_Given problem_
Show every line in the records below that contains the word "JSON".

# start of Data records

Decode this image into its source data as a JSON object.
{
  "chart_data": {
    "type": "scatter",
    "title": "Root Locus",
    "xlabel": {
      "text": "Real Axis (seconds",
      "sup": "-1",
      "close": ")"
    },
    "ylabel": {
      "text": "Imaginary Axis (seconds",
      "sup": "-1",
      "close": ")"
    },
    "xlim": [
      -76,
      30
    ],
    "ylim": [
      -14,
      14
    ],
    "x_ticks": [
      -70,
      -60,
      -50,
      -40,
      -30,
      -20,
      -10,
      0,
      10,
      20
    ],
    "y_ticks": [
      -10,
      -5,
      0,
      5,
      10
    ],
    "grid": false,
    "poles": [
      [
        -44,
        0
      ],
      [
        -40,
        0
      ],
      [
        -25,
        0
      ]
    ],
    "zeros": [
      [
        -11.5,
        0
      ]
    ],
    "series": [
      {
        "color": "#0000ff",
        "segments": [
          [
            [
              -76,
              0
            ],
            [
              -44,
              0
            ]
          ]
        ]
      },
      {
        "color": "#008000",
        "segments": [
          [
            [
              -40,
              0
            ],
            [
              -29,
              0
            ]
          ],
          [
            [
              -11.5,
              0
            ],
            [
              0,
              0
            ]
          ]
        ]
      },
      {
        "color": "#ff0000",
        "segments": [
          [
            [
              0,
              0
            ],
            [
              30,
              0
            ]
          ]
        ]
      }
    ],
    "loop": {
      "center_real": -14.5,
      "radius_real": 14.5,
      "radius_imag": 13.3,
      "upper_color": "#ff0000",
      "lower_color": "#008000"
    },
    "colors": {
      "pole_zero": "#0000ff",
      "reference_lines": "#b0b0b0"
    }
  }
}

# end of Data records
# start of Data records

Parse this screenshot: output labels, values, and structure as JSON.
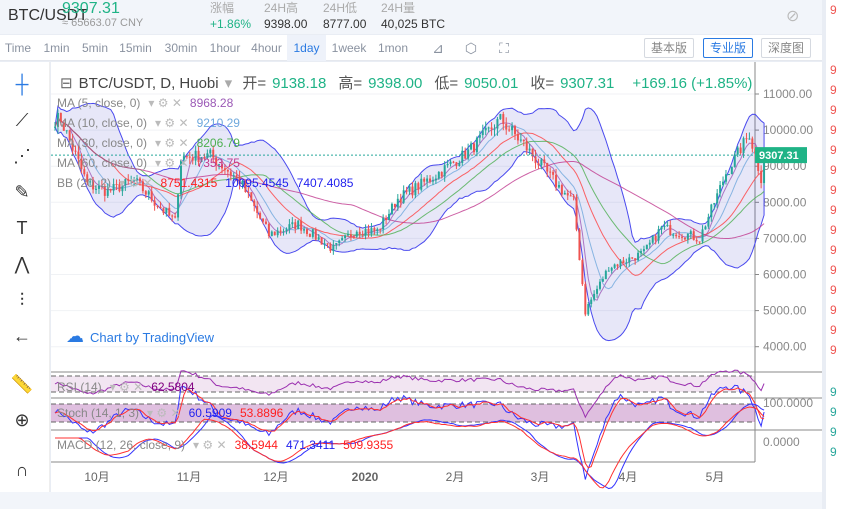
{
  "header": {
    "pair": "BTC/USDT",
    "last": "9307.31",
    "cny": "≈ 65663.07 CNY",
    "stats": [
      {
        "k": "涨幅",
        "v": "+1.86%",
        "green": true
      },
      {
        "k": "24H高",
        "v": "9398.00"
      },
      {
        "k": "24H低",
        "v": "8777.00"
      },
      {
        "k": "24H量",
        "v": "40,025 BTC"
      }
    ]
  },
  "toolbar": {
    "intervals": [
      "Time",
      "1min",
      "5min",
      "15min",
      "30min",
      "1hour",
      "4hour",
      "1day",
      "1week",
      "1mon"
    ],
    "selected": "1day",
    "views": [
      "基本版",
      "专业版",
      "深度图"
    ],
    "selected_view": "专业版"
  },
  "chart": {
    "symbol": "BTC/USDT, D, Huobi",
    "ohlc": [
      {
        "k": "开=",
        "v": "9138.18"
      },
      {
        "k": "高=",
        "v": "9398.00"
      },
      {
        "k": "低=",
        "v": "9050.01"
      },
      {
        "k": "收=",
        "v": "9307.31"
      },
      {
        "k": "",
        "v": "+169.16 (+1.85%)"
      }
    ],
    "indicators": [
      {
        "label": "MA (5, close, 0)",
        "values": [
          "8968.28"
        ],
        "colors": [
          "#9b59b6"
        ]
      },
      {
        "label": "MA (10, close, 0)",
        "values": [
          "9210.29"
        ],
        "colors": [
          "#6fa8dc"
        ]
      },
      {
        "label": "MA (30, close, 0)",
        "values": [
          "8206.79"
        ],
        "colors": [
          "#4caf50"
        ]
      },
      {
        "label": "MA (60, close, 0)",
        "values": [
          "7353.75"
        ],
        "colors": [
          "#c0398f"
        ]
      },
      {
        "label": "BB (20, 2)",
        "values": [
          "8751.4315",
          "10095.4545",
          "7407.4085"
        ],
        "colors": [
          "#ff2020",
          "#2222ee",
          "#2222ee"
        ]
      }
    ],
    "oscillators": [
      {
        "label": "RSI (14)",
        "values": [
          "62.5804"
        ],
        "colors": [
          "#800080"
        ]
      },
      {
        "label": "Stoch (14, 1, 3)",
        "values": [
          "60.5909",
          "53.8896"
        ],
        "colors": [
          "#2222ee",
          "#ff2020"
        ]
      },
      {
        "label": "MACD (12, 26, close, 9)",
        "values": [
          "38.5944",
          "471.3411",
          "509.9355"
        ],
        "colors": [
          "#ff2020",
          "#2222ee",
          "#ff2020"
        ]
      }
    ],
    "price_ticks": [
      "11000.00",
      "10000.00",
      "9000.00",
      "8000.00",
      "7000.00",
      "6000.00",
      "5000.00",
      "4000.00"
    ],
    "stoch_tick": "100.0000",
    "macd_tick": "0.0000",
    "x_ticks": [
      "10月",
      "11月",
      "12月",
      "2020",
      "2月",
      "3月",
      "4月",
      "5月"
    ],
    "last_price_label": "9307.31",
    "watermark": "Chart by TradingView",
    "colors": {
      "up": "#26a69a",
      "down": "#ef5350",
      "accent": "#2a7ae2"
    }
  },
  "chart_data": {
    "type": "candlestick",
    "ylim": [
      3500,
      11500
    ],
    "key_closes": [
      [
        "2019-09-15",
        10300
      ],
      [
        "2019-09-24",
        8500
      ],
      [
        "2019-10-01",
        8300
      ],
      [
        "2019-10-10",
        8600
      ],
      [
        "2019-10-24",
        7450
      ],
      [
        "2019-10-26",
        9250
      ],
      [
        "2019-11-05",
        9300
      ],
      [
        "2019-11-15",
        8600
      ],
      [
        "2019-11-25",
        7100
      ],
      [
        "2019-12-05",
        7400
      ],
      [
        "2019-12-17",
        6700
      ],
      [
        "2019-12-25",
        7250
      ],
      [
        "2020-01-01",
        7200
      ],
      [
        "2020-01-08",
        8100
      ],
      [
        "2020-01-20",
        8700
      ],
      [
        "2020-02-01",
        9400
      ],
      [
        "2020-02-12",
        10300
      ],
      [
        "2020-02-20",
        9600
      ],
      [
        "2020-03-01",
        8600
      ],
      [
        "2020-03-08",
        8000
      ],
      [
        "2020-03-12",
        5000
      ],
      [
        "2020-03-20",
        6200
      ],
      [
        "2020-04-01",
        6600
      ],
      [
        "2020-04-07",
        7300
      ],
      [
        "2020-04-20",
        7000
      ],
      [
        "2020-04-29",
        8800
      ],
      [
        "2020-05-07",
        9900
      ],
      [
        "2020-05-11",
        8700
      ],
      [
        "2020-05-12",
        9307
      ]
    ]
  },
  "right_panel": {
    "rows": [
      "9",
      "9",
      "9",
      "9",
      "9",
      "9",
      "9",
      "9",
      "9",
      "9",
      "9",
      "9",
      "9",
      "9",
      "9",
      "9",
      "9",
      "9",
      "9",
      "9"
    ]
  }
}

# end of Data records

_In response_
Decode this image into its source data as a JSON object.
Parse this screenshot: output labels, values, and structure as JSON.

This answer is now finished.